Box annotation data
(begin)

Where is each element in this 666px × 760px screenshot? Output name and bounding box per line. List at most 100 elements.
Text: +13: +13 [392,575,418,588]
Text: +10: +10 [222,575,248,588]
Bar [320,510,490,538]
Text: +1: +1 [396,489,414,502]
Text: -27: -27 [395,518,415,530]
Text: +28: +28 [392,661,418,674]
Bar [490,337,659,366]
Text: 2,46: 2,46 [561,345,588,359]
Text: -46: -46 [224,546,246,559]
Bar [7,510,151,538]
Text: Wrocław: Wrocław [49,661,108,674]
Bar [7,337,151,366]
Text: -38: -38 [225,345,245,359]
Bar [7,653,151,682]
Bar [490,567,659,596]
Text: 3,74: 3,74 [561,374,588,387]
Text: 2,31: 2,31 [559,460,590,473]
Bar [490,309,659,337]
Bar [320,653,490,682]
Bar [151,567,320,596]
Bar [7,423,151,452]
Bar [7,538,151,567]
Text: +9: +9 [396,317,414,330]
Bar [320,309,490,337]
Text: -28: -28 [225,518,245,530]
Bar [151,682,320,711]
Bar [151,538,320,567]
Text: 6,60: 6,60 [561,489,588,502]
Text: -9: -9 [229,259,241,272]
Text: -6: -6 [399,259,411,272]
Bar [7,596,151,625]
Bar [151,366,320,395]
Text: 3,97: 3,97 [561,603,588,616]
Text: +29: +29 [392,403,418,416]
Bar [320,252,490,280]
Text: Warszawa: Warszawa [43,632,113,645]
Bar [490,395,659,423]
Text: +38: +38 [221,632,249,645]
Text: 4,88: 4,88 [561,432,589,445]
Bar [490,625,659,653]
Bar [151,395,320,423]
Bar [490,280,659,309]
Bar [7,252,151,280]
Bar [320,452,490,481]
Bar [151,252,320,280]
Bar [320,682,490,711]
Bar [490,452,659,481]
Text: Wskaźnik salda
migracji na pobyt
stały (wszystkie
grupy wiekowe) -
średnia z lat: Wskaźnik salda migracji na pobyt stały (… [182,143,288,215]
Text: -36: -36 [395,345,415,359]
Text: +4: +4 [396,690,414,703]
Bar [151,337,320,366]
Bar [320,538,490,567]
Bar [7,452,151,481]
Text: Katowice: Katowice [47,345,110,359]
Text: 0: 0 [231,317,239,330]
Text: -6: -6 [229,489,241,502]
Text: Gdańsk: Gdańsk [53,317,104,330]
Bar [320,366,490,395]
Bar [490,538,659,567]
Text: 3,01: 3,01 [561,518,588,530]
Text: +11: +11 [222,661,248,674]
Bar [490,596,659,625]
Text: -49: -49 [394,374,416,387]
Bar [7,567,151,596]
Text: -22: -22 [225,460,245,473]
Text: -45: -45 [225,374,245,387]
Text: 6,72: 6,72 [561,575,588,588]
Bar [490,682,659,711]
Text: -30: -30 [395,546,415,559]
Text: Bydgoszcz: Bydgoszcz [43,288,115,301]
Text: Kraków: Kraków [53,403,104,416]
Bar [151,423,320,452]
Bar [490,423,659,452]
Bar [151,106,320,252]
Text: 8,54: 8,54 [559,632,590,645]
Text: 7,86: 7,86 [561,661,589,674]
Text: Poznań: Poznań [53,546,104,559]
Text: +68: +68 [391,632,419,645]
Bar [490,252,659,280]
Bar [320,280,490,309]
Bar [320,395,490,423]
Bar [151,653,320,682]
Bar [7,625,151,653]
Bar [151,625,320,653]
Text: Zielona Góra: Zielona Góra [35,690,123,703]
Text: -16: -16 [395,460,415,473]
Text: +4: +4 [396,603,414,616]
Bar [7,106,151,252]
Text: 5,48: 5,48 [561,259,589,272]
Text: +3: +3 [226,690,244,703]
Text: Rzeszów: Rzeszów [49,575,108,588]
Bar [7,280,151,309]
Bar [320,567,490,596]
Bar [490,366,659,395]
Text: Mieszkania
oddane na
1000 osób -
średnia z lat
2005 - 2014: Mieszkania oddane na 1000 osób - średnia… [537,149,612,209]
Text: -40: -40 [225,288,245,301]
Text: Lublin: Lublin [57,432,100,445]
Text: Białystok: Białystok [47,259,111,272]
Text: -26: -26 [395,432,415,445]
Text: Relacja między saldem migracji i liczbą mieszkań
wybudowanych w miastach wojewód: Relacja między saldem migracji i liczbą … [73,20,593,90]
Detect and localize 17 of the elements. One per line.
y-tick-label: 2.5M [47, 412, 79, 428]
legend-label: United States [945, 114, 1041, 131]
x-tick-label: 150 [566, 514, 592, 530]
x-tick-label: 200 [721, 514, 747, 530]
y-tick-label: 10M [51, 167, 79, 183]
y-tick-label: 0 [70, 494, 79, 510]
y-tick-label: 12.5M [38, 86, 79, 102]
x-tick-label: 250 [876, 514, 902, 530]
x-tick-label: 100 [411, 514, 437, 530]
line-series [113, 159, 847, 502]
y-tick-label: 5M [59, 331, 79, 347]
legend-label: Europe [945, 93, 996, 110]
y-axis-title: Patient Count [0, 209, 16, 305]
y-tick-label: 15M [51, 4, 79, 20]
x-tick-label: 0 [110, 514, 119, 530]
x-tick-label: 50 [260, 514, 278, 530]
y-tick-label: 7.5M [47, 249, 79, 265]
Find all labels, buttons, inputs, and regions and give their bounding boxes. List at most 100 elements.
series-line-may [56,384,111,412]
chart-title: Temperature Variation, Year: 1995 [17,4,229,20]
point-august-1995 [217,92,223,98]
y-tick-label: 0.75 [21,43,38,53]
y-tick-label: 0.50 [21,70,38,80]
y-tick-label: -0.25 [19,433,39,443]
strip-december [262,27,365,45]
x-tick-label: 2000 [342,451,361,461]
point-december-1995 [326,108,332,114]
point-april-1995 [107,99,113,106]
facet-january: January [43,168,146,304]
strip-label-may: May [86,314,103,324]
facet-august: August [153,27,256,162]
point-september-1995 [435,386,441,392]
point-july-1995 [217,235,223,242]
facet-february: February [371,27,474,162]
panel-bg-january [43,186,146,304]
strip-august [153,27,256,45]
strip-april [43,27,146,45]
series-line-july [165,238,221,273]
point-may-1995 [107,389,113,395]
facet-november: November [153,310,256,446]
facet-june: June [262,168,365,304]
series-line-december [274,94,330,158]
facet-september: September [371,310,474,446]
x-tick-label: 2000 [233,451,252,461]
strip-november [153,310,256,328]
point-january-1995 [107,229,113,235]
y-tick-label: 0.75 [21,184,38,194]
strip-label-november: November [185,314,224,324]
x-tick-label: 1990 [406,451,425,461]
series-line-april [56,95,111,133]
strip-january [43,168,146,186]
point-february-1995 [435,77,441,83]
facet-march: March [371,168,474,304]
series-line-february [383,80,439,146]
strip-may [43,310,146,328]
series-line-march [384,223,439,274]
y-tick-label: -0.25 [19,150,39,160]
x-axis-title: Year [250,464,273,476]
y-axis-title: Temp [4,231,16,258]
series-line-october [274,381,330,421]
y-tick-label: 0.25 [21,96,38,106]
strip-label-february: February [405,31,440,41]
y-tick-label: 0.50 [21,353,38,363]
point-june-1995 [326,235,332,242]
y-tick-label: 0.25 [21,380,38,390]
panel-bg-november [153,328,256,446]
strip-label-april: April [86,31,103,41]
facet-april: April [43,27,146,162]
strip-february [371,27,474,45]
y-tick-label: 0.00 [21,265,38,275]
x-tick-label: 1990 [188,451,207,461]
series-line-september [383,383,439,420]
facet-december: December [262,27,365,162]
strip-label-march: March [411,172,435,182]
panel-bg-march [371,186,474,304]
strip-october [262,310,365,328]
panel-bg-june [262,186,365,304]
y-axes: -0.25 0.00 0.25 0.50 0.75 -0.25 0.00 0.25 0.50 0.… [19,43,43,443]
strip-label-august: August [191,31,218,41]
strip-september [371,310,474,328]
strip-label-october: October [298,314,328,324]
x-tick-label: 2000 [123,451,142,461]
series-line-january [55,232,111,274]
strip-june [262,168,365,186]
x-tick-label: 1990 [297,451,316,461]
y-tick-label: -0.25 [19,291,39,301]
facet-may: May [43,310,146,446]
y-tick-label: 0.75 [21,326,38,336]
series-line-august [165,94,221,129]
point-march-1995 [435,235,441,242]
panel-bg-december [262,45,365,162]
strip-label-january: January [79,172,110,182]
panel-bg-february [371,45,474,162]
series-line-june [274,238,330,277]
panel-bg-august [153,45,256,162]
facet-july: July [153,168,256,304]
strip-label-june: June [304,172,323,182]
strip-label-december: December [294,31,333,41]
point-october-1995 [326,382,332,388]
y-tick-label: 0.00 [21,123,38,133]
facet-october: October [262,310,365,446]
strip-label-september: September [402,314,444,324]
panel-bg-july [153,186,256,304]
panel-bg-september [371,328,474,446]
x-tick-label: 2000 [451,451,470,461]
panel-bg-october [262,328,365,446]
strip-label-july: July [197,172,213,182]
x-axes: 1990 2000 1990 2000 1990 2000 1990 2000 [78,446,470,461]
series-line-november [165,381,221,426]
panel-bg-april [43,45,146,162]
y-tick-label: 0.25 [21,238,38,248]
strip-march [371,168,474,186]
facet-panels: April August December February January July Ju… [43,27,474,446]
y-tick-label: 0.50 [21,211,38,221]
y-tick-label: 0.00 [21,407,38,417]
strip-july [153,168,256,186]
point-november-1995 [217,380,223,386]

(end)

PROBLEM TO WORK ON
Return the lines of the records above exactly as they appear, from the very start through the line that contains "Text: -22: -22 [225,460,245,473]", with both ends included.

THE REPLY
Where is each element in this 666px × 760px screenshot? Output name and bounding box per line. List at most 100 elements.
Text: +13: +13 [392,575,418,588]
Text: +10: +10 [222,575,248,588]
Bar [320,510,490,538]
Text: +1: +1 [396,489,414,502]
Text: -27: -27 [395,518,415,530]
Text: +28: +28 [392,661,418,674]
Bar [490,337,659,366]
Text: 2,46: 2,46 [561,345,588,359]
Text: -46: -46 [224,546,246,559]
Bar [7,510,151,538]
Text: Wrocław: Wrocław [49,661,108,674]
Bar [7,337,151,366]
Text: -38: -38 [225,345,245,359]
Bar [7,653,151,682]
Bar [490,567,659,596]
Text: 3,74: 3,74 [561,374,588,387]
Text: 2,31: 2,31 [559,460,590,473]
Bar [490,309,659,337]
Bar [320,653,490,682]
Bar [151,567,320,596]
Bar [7,423,151,452]
Bar [7,538,151,567]
Text: +9: +9 [396,317,414,330]
Bar [320,309,490,337]
Text: -28: -28 [225,518,245,530]
Bar [151,682,320,711]
Bar [151,538,320,567]
Text: 6,60: 6,60 [561,489,588,502]
Text: -9: -9 [229,259,241,272]
Text: -6: -6 [399,259,411,272]
Bar [7,596,151,625]
Bar [151,366,320,395]
Text: 3,97: 3,97 [561,603,588,616]
Text: +29: +29 [392,403,418,416]
Bar [320,252,490,280]
Text: Warszawa: Warszawa [43,632,113,645]
Bar [490,395,659,423]
Text: +38: +38 [221,632,249,645]
Text: 4,88: 4,88 [561,432,589,445]
Bar [490,625,659,653]
Bar [151,395,320,423]
Bar [490,280,659,309]
Bar [7,252,151,280]
Bar [320,452,490,481]
Bar [151,252,320,280]
Bar [320,682,490,711]
Bar [490,452,659,481]
Text: Wskaźnik salda
migracji na pobyt
stały (wszystkie
grupy wiekowe) -
średnia z lat: Wskaźnik salda migracji na pobyt stały (… [182,143,288,215]
Text: -36: -36 [395,345,415,359]
Text: +4: +4 [396,690,414,703]
Bar [151,337,320,366]
Bar [320,538,490,567]
Bar [7,452,151,481]
Text: Katowice: Katowice [47,345,110,359]
Text: 0: 0 [231,317,239,330]
Text: -6: -6 [229,489,241,502]
Text: Gdańsk: Gdańsk [53,317,104,330]
Bar [320,366,490,395]
Bar [490,538,659,567]
Text: 3,01: 3,01 [561,518,588,530]
Text: +11: +11 [222,661,248,674]
Bar [490,596,659,625]
Text: -49: -49 [394,374,416,387]
Bar [7,567,151,596]
Text: -22: -22 [225,460,245,473]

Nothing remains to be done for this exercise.